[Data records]
>>>

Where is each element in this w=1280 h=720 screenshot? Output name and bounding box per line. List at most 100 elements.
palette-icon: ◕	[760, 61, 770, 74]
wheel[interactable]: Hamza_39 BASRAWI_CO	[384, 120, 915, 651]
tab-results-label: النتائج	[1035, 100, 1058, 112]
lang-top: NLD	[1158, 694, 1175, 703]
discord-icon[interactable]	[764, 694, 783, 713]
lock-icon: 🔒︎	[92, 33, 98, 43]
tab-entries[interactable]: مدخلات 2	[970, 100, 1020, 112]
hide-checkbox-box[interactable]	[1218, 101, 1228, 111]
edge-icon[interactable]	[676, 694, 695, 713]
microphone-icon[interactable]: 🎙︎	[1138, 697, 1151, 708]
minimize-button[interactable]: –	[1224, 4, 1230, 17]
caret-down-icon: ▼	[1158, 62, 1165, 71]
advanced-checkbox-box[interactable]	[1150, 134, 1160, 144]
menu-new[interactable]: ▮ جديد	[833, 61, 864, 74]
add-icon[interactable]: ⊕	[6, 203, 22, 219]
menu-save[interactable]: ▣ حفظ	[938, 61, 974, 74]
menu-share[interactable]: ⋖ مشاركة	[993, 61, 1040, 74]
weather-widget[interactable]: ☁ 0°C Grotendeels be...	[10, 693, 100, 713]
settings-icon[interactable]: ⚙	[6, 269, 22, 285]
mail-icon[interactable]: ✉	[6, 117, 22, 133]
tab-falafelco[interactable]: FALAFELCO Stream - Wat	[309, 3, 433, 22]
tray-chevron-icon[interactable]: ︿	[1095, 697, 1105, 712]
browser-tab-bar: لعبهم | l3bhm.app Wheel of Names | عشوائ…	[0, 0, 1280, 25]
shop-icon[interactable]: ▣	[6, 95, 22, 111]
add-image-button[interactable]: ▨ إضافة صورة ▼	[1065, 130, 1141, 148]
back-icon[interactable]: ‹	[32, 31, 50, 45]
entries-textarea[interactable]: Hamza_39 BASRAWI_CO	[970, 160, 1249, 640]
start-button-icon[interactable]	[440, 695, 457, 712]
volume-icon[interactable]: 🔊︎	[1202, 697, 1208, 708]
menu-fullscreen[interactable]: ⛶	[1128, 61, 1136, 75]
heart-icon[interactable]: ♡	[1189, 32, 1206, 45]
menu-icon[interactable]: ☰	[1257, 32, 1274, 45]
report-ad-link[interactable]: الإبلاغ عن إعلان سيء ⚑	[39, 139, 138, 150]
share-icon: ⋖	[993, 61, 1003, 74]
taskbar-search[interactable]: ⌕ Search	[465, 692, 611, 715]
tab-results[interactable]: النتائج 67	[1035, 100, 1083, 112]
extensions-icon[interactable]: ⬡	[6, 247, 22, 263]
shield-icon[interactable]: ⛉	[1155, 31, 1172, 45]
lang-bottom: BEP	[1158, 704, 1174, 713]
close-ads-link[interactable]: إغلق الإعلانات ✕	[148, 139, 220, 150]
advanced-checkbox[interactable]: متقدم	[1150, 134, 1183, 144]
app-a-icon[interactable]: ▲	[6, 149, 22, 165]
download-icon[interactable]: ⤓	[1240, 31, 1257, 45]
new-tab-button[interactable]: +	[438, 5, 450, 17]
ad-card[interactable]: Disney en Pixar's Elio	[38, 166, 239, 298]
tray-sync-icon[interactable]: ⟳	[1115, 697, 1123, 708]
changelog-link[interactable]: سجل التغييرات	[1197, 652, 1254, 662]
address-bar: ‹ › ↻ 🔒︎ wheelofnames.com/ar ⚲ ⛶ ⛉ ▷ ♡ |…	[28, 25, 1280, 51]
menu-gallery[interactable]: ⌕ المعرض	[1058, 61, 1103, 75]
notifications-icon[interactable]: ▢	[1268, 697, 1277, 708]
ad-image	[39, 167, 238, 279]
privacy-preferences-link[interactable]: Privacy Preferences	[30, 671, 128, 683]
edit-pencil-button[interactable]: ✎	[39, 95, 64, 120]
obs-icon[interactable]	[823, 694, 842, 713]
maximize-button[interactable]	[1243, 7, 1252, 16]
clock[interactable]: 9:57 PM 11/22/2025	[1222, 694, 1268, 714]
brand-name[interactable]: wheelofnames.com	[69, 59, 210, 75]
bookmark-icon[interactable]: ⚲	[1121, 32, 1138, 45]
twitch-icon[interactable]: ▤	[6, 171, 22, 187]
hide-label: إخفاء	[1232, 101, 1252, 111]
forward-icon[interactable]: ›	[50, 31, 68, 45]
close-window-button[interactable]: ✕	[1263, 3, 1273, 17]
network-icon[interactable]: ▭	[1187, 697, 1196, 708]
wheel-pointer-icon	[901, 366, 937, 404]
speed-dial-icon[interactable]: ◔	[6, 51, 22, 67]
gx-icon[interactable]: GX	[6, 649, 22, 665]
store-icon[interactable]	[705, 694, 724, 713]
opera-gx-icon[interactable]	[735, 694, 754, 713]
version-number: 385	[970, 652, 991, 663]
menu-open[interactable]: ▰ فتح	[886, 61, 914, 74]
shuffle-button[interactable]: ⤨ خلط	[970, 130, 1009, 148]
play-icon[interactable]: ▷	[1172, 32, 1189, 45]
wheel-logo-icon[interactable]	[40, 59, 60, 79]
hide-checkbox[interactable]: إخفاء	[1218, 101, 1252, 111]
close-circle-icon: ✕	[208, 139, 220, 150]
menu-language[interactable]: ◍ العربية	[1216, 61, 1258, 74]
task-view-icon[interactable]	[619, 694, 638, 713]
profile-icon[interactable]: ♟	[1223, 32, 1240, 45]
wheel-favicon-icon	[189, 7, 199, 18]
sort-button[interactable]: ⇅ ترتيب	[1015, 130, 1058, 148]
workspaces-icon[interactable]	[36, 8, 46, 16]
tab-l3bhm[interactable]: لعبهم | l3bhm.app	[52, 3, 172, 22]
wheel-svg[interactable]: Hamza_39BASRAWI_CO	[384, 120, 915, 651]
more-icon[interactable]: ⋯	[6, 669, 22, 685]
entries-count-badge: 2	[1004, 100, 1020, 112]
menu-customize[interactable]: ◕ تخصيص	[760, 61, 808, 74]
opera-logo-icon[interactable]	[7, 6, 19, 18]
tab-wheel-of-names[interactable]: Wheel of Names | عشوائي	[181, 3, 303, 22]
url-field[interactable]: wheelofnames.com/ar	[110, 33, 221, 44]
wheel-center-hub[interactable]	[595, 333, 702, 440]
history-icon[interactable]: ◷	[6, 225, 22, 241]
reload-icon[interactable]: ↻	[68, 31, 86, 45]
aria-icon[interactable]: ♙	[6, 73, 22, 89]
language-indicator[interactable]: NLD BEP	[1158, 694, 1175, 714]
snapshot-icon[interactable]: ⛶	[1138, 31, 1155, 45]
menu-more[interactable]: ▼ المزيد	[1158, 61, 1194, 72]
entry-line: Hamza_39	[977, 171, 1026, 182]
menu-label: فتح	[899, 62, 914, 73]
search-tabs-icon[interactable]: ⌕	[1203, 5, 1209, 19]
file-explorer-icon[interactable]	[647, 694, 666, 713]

<<<
>>>

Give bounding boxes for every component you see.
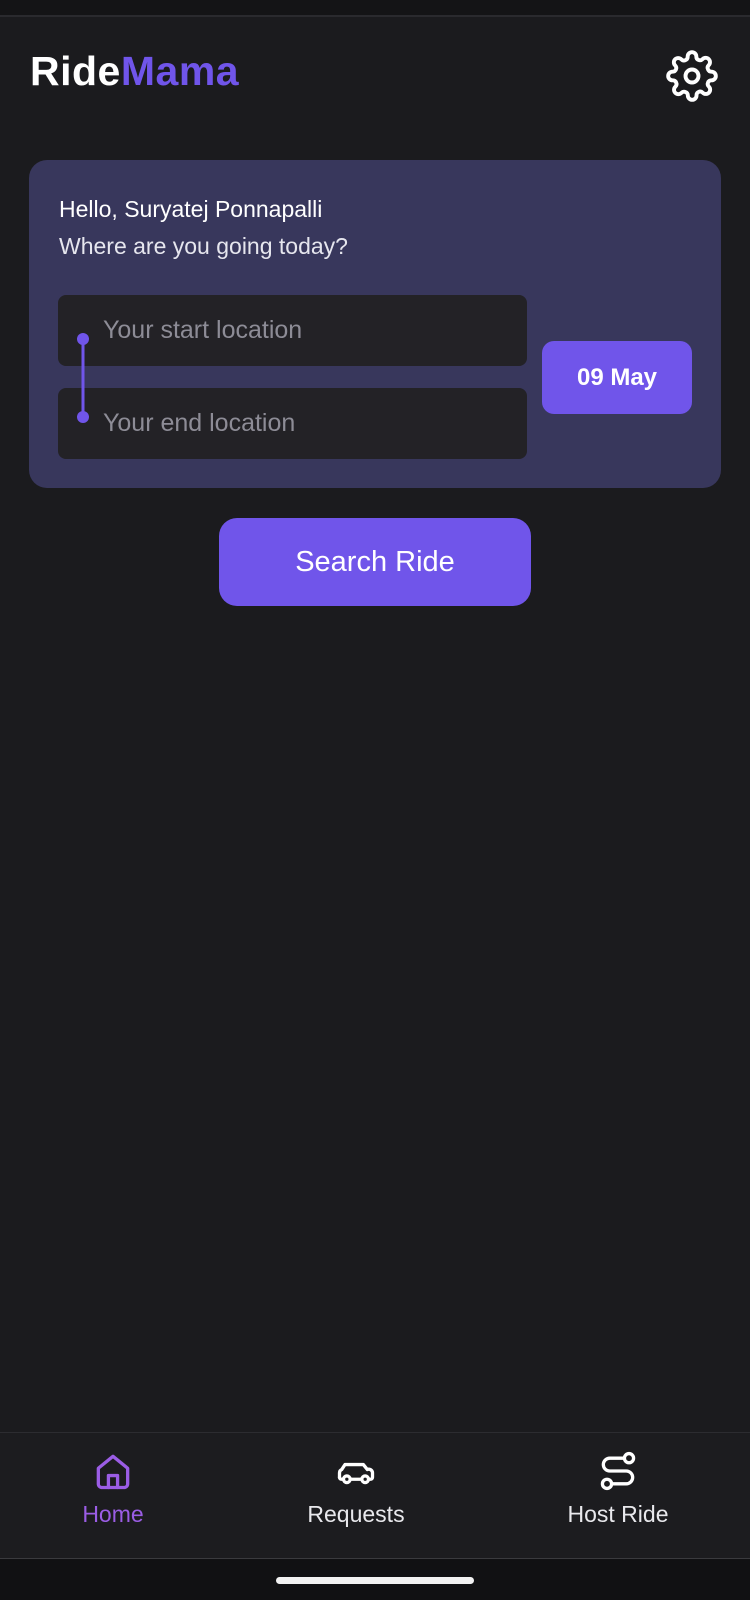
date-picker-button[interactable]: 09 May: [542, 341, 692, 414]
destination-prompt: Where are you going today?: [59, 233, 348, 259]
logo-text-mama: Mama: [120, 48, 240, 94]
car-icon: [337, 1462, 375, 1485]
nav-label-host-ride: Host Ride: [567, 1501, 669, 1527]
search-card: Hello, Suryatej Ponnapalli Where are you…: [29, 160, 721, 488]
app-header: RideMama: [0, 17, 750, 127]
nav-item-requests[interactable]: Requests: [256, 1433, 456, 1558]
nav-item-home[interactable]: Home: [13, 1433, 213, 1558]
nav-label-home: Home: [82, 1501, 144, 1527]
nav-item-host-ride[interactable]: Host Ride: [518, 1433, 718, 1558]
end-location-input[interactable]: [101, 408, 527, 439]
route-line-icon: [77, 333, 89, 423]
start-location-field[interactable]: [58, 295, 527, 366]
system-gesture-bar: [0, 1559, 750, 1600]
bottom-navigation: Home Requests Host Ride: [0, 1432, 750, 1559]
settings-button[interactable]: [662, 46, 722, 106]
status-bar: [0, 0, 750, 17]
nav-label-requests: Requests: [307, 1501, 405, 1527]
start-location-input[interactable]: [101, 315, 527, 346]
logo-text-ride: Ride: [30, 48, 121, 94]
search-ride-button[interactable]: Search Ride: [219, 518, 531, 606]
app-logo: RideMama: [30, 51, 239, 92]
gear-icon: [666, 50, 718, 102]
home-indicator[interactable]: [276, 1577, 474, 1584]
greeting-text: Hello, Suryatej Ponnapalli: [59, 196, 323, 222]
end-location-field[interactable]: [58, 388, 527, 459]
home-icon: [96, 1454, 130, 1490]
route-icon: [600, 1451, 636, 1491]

<<<
>>>

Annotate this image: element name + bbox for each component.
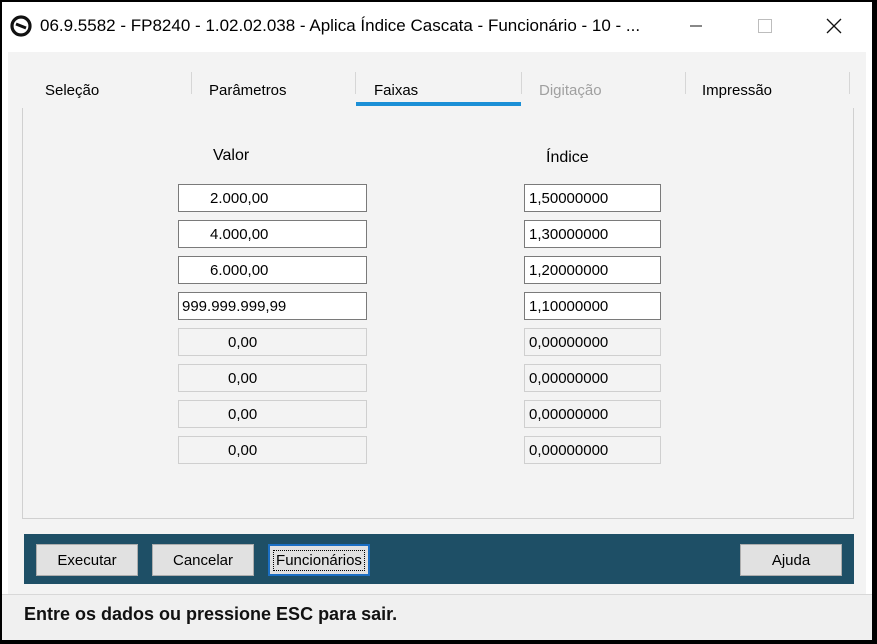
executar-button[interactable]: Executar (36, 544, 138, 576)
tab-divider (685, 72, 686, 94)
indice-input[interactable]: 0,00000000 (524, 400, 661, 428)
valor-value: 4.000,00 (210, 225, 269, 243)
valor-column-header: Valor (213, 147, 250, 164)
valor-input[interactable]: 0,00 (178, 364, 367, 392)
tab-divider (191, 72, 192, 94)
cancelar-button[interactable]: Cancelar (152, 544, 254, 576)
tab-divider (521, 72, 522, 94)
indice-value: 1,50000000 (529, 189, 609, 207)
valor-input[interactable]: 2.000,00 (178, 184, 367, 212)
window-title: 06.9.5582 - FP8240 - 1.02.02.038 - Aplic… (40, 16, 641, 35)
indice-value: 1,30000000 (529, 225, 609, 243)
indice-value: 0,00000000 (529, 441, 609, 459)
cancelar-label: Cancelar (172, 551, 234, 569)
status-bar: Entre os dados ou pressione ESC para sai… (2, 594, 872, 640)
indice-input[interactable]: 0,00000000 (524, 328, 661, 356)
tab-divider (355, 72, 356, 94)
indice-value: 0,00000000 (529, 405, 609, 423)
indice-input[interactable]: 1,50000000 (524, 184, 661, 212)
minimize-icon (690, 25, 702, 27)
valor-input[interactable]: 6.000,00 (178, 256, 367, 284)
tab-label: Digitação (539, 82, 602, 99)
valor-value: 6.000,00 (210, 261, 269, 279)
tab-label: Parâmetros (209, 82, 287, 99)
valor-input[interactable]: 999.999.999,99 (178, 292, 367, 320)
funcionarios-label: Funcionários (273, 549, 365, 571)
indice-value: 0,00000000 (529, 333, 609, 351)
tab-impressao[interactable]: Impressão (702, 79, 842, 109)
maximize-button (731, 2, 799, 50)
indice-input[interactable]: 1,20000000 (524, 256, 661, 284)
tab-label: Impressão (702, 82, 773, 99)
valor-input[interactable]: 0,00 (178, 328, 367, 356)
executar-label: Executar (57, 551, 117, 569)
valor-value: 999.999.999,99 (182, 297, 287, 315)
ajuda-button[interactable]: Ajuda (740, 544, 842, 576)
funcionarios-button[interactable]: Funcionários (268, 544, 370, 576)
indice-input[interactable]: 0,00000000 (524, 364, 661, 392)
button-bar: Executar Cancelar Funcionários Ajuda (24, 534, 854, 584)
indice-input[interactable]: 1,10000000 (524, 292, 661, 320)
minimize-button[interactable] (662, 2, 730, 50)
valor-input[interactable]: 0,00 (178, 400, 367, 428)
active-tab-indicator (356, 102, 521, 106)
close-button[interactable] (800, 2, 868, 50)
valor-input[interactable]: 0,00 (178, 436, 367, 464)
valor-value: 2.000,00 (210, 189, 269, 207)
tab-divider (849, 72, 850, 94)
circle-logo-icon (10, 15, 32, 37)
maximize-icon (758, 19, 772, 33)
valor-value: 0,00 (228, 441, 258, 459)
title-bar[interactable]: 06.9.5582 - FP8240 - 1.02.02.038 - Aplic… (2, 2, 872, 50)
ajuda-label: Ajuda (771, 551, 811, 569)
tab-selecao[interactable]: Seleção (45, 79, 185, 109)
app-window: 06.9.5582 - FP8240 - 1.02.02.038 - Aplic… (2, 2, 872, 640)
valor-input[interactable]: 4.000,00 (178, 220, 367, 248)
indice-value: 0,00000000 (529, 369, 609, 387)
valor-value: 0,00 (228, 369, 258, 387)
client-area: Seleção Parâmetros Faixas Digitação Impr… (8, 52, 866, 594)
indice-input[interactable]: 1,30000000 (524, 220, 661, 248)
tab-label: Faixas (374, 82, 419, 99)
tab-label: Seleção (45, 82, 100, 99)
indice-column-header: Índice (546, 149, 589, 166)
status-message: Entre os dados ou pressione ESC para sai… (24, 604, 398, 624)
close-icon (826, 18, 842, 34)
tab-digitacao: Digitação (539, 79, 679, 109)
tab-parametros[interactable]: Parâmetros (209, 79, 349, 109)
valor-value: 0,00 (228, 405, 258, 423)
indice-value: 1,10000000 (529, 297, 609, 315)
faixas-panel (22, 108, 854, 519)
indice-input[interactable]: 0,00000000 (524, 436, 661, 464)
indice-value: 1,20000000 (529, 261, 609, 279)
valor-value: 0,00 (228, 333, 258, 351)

<<<

Written instruction —
Reproduce verbatim the lines of the records starting at the line containing "Where is each" and ending at the line containing "694, 783, 713]", both included.

Task solution —
Where is each element in this w=1280 h=720 screenshot? Output name and bounding box per line. List at most 100 elements.
palette-icon: ◕	[760, 61, 770, 74]
wheel[interactable]: Hamza_39 BASRAWI_CO	[384, 120, 915, 651]
tab-results-label: النتائج	[1035, 100, 1058, 112]
lang-top: NLD	[1158, 694, 1175, 703]
discord-icon[interactable]	[764, 694, 783, 713]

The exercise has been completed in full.